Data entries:
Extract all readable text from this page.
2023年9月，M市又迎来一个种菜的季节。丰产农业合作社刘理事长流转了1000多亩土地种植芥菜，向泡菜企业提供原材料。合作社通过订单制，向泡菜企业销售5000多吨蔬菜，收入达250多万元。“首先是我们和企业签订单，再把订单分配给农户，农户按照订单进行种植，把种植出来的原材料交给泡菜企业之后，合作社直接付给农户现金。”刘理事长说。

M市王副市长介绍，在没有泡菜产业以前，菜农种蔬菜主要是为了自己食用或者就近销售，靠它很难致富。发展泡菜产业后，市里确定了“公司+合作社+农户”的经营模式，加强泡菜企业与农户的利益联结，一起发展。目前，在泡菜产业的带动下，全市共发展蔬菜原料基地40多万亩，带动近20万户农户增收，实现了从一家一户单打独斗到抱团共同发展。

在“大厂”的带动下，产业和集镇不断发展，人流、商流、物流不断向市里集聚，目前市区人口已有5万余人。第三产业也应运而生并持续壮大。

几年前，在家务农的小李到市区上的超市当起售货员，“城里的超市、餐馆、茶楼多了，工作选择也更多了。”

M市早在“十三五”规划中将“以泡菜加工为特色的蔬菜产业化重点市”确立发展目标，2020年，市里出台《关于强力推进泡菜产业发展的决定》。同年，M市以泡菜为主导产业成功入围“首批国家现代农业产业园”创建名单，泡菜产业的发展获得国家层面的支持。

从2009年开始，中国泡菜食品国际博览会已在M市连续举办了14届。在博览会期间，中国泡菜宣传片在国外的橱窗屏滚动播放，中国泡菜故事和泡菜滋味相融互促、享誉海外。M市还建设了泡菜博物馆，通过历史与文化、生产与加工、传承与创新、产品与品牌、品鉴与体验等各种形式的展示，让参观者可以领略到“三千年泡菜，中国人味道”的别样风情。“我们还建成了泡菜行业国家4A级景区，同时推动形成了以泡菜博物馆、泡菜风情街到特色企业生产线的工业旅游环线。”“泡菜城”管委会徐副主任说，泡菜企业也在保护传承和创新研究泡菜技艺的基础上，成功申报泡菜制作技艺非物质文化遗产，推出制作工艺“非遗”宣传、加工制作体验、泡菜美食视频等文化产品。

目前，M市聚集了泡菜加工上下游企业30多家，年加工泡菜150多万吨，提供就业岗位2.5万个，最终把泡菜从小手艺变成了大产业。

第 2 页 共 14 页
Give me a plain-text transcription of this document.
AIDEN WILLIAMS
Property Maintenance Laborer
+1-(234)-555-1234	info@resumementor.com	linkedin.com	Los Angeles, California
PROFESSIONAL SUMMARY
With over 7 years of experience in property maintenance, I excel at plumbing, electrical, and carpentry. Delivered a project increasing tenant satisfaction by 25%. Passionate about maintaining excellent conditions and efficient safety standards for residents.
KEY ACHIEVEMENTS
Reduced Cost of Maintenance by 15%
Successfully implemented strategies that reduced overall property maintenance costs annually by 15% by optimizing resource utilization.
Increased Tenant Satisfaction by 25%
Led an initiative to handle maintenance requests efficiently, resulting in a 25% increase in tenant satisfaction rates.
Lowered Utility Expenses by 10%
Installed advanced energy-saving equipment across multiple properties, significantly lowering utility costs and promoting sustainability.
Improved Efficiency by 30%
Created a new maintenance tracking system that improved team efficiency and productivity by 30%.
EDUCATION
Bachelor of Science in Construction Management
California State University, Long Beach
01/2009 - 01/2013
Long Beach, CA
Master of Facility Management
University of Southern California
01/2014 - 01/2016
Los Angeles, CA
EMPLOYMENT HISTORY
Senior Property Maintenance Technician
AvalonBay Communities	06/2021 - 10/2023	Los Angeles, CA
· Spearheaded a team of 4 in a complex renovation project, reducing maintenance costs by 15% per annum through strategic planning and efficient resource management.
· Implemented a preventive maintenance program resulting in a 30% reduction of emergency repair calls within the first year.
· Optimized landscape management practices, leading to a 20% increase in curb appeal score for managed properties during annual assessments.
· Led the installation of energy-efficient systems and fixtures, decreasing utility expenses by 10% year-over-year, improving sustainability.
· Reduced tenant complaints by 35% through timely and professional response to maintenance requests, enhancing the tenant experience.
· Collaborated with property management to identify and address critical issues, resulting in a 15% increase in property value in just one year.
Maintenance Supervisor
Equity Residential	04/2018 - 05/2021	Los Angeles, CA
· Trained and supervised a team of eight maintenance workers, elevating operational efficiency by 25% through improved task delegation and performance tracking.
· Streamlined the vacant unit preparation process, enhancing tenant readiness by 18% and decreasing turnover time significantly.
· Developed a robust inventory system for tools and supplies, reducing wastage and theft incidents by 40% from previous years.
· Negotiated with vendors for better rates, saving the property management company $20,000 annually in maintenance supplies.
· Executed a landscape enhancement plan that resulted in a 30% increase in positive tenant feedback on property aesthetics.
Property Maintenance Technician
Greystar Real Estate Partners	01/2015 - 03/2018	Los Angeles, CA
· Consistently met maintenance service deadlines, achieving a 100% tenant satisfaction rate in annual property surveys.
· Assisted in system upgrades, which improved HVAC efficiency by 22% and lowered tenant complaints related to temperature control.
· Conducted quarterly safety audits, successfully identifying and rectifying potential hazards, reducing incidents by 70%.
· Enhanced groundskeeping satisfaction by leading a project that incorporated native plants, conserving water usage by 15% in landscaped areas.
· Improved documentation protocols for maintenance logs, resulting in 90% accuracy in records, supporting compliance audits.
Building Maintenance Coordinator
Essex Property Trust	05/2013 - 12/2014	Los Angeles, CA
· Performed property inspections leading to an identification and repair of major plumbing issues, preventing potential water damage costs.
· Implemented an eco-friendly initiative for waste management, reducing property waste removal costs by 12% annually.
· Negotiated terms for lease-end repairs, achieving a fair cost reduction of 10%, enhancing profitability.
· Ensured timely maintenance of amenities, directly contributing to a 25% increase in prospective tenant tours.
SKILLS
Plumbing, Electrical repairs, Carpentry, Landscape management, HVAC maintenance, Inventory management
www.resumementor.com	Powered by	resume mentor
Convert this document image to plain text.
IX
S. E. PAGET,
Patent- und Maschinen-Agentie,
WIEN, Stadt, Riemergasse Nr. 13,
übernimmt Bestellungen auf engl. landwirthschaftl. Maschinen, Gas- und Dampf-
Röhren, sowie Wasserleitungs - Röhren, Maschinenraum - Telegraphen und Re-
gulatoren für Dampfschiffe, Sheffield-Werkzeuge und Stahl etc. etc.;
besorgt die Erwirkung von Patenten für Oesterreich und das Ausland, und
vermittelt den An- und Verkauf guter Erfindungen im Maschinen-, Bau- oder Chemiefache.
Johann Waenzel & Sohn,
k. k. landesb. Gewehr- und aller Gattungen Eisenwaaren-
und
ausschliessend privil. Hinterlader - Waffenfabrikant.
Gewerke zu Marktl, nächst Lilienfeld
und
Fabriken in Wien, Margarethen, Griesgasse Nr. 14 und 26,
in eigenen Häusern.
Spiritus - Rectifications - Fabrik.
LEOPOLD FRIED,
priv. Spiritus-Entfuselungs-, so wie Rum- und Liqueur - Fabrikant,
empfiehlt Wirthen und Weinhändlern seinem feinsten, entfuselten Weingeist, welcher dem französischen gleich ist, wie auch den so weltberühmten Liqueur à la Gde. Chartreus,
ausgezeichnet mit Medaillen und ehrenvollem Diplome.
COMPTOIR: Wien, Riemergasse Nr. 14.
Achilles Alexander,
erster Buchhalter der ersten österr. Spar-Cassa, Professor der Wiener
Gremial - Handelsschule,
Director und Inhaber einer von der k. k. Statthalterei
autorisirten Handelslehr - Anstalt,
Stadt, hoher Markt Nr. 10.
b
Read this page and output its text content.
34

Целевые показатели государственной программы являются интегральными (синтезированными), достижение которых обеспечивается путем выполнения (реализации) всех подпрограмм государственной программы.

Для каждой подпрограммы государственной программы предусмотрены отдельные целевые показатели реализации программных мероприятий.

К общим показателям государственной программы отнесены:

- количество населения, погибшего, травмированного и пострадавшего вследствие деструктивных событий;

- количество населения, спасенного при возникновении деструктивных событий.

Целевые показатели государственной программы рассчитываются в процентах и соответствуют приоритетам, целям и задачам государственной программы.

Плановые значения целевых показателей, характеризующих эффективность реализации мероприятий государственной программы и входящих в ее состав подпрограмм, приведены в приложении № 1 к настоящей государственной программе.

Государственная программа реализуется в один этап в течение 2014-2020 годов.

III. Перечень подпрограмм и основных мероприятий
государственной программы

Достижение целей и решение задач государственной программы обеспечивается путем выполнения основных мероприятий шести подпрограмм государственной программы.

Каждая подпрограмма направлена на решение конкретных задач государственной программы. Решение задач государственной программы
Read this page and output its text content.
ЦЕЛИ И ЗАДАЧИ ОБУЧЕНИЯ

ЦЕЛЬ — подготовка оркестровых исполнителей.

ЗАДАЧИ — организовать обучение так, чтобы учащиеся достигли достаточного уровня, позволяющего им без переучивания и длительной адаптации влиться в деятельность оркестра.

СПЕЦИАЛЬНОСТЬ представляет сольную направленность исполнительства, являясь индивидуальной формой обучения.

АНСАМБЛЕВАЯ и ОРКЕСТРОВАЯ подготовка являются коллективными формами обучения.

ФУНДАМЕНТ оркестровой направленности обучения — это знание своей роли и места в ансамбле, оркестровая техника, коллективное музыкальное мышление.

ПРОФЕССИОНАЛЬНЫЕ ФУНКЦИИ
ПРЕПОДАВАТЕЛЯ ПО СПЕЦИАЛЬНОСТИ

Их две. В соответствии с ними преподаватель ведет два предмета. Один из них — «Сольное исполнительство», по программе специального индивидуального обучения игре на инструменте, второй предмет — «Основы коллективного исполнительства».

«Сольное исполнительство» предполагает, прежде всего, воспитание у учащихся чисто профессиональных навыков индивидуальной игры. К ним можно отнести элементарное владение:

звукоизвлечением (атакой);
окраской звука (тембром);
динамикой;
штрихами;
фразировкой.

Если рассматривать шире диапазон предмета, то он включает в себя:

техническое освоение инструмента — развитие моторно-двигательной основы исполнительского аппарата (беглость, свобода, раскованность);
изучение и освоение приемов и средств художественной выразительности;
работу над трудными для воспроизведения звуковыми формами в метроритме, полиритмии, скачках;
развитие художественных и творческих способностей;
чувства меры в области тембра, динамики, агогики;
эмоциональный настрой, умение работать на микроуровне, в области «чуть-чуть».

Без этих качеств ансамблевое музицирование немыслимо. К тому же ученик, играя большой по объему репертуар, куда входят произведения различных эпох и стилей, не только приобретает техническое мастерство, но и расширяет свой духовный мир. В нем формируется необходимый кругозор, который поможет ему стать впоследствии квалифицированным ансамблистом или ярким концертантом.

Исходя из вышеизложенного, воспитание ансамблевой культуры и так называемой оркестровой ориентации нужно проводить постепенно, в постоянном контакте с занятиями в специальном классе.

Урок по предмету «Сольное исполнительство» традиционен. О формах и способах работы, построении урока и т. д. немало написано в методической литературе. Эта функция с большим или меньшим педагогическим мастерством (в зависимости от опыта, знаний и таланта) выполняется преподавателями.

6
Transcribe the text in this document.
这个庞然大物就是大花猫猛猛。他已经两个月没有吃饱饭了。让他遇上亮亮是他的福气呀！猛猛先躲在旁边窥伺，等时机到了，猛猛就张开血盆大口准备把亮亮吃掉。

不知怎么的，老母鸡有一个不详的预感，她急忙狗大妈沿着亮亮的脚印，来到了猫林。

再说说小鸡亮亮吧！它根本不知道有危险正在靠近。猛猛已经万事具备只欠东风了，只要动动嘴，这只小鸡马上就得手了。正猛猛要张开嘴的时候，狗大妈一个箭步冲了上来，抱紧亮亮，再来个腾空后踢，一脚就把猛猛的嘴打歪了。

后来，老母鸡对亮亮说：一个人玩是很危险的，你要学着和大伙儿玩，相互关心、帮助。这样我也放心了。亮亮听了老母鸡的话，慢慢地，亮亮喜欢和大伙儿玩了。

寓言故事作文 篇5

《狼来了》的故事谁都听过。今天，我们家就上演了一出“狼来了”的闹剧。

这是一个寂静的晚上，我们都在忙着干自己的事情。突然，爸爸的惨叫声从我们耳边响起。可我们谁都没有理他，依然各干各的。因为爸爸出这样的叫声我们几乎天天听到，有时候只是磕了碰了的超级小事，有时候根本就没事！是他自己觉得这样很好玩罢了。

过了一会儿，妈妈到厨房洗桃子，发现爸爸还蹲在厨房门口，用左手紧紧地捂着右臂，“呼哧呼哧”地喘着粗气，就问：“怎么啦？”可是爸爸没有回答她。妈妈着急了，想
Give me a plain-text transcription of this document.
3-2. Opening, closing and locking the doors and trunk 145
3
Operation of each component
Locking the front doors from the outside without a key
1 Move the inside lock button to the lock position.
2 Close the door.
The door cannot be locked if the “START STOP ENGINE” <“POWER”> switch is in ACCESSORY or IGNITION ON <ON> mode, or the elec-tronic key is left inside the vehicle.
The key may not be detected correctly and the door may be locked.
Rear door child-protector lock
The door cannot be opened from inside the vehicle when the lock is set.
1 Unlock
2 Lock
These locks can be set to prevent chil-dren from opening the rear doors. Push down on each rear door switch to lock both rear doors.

*Problem*. Only lines with "Long" are wanted here; list each of them.

*Expected answer*.
California State University, Long Beach
Long Beach, CA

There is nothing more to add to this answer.